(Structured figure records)
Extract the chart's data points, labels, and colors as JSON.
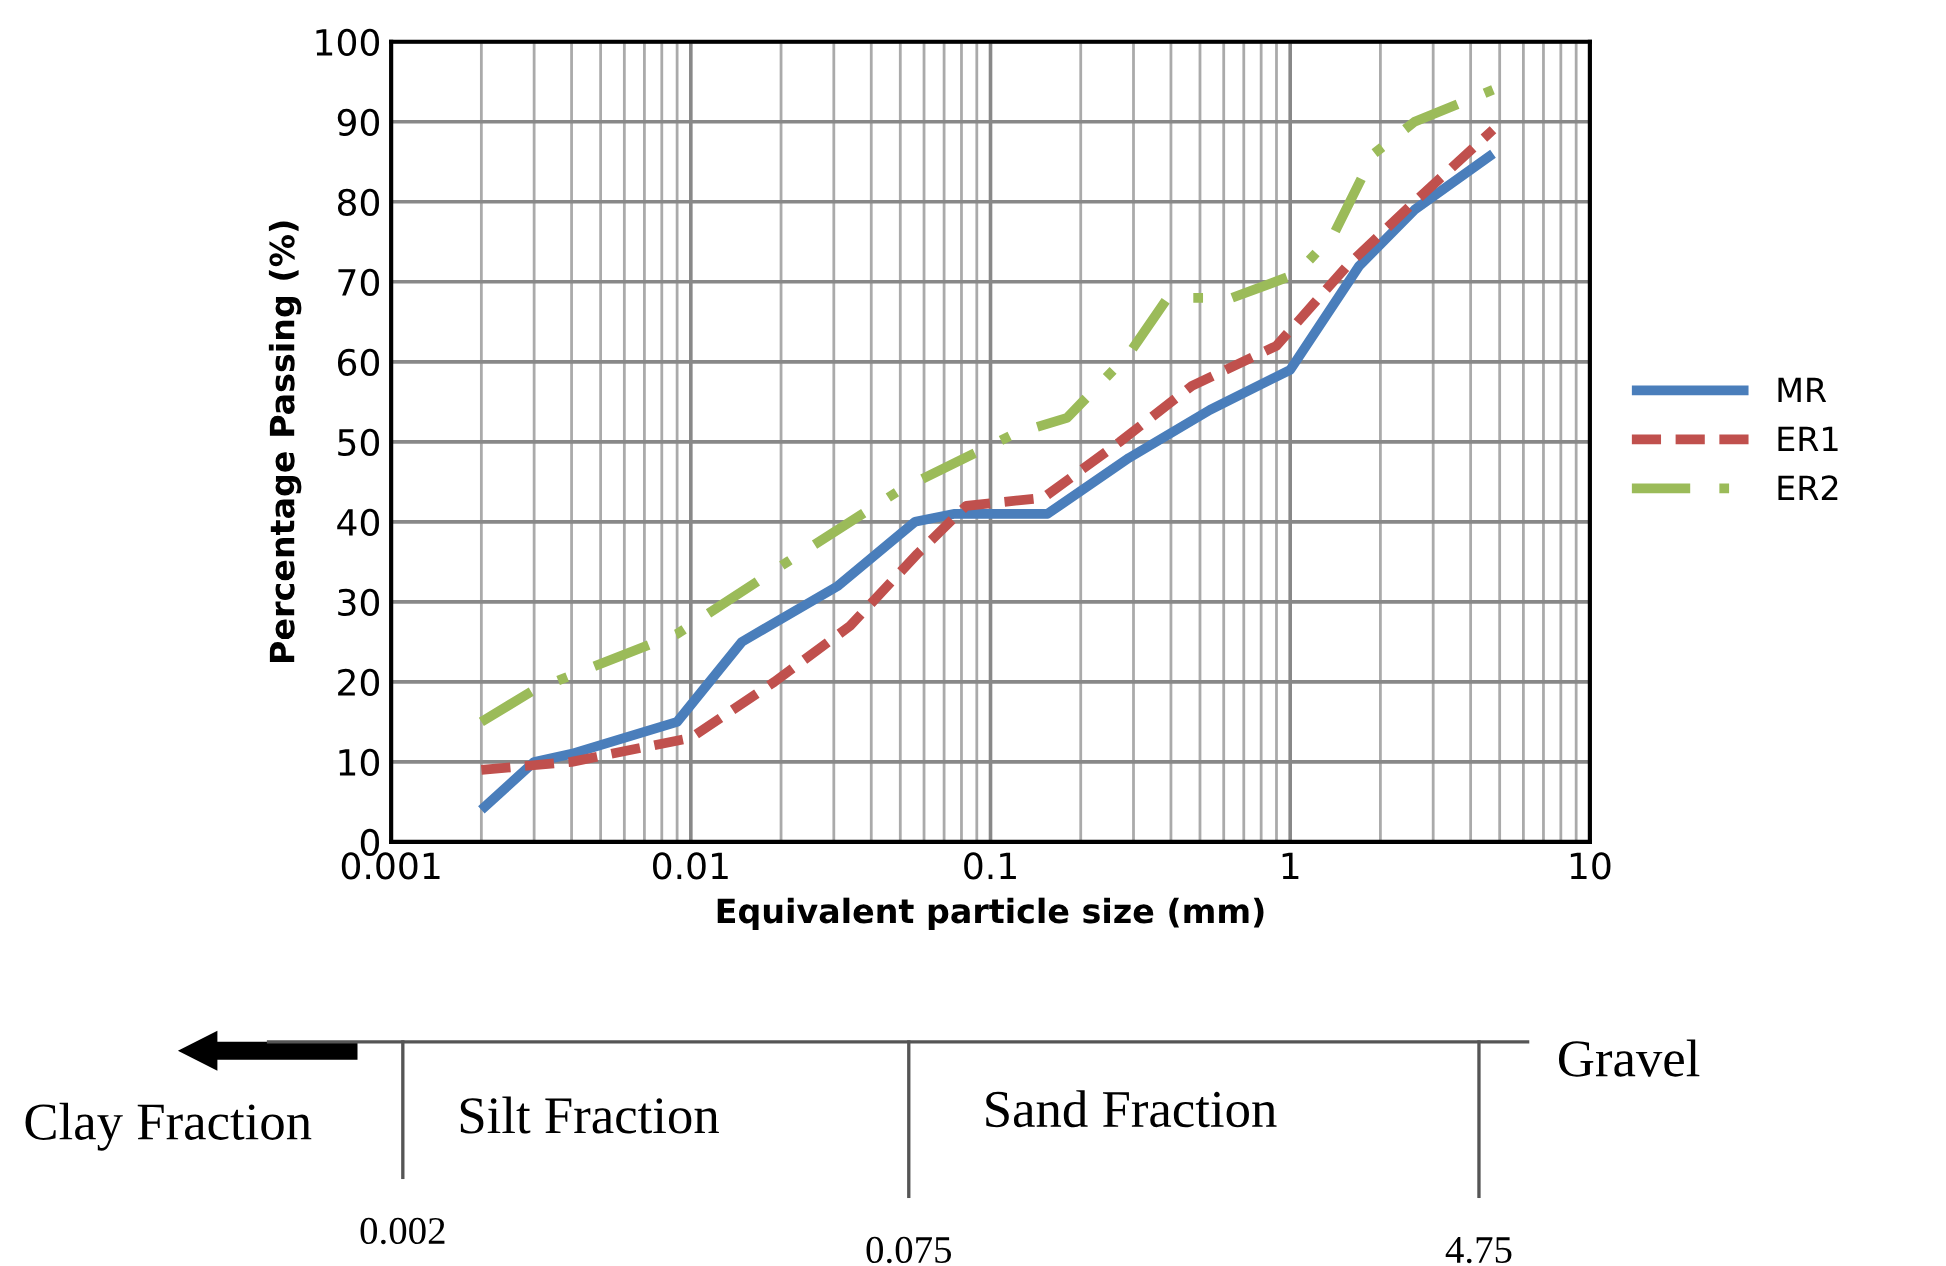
{
  "chart_data": {
    "type": "line",
    "xlabel": "Equivalent particle size (mm)",
    "ylabel": "Percentage Passing (%)",
    "log": "x",
    "xlim": [
      0.001,
      10
    ],
    "xticks": [
      {
        "value": 0.001,
        "label": "0.001"
      },
      {
        "value": 0.01,
        "label": "0.01"
      },
      {
        "value": 0.1,
        "label": "0.1"
      },
      1,
      10
    ],
    "ylim": [
      0,
      100
    ],
    "yticks": [
      0,
      10,
      20,
      30,
      40,
      50,
      60,
      70,
      80,
      90,
      100
    ],
    "grid": true,
    "legend": "right",
    "marker": "none",
    "series": [
      {
        "name": "MR",
        "color": "#4a7ebb",
        "line_style": "solid",
        "x": [
          0.002,
          0.003,
          0.004,
          0.009,
          0.0148,
          0.031,
          0.056,
          0.076,
          0.155,
          0.29,
          0.54,
          1,
          1.7,
          2.6,
          4.75
        ],
        "values": [
          4,
          10,
          11,
          15,
          25,
          32,
          40,
          41,
          41,
          48,
          54,
          59,
          72,
          79,
          86
        ]
      },
      {
        "name": "ER1",
        "color": "#c0504d",
        "line_style": "dashed",
        "x": [
          0.002,
          0.004,
          0.01,
          0.019,
          0.034,
          0.057,
          0.083,
          0.15,
          0.27,
          0.47,
          0.9,
          1.55,
          2.6,
          4.75
        ],
        "values": [
          9,
          10,
          13,
          20,
          27,
          36,
          42,
          43,
          50,
          57,
          62,
          72,
          80,
          89
        ]
      },
      {
        "name": "ER2",
        "color": "#9bbb59",
        "line_style": "dashdot",
        "x": [
          0.002,
          0.003,
          0.009,
          0.021,
          0.05,
          0.12,
          0.18,
          0.29,
          0.39,
          0.64,
          1.05,
          1.4,
          1.9,
          2.6,
          4.75
        ],
        "values": [
          15,
          19,
          26,
          35,
          44,
          51,
          53,
          61,
          68,
          68,
          71,
          76,
          86,
          90,
          94
        ]
      }
    ],
    "annotations": [
      "Clay Fraction",
      "Silt Fraction",
      "Sand Fraction",
      "Gravel",
      "0.002",
      "0.075",
      "4.75"
    ]
  }
}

Exercise brief »
Could you repeat all of the material exactly? Pictures should not be copied.

The result »
Extract the chart's data points, labels, and colors as JSON.
{
  "chart_data": {
    "type": "line",
    "xlabel": "Equivalent particle size (mm)",
    "ylabel": "Percentage Passing (%)",
    "log": "x",
    "xlim": [
      0.001,
      10
    ],
    "xticks": [
      {
        "value": 0.001,
        "label": "0.001"
      },
      {
        "value": 0.01,
        "label": "0.01"
      },
      {
        "value": 0.1,
        "label": "0.1"
      },
      1,
      10
    ],
    "ylim": [
      0,
      100
    ],
    "yticks": [
      0,
      10,
      20,
      30,
      40,
      50,
      60,
      70,
      80,
      90,
      100
    ],
    "grid": true,
    "legend": "right",
    "marker": "none",
    "series": [
      {
        "name": "MR",
        "color": "#4a7ebb",
        "line_style": "solid",
        "x": [
          0.002,
          0.003,
          0.004,
          0.009,
          0.0148,
          0.031,
          0.056,
          0.076,
          0.155,
          0.29,
          0.54,
          1,
          1.7,
          2.6,
          4.75
        ],
        "values": [
          4,
          10,
          11,
          15,
          25,
          32,
          40,
          41,
          41,
          48,
          54,
          59,
          72,
          79,
          86
        ]
      },
      {
        "name": "ER1",
        "color": "#c0504d",
        "line_style": "dashed",
        "x": [
          0.002,
          0.004,
          0.01,
          0.019,
          0.034,
          0.057,
          0.083,
          0.15,
          0.27,
          0.47,
          0.9,
          1.55,
          2.6,
          4.75
        ],
        "values": [
          9,
          10,
          13,
          20,
          27,
          36,
          42,
          43,
          50,
          57,
          62,
          72,
          80,
          89
        ]
      },
      {
        "name": "ER2",
        "color": "#9bbb59",
        "line_style": "dashdot",
        "x": [
          0.002,
          0.003,
          0.009,
          0.021,
          0.05,
          0.12,
          0.18,
          0.29,
          0.39,
          0.64,
          1.05,
          1.4,
          1.9,
          2.6,
          4.75
        ],
        "values": [
          15,
          19,
          26,
          35,
          44,
          51,
          53,
          61,
          68,
          68,
          71,
          76,
          86,
          90,
          94
        ]
      }
    ],
    "annotations": [
      "Clay Fraction",
      "Silt Fraction",
      "Sand Fraction",
      "Gravel",
      "0.002",
      "0.075",
      "4.75"
    ]
  }
}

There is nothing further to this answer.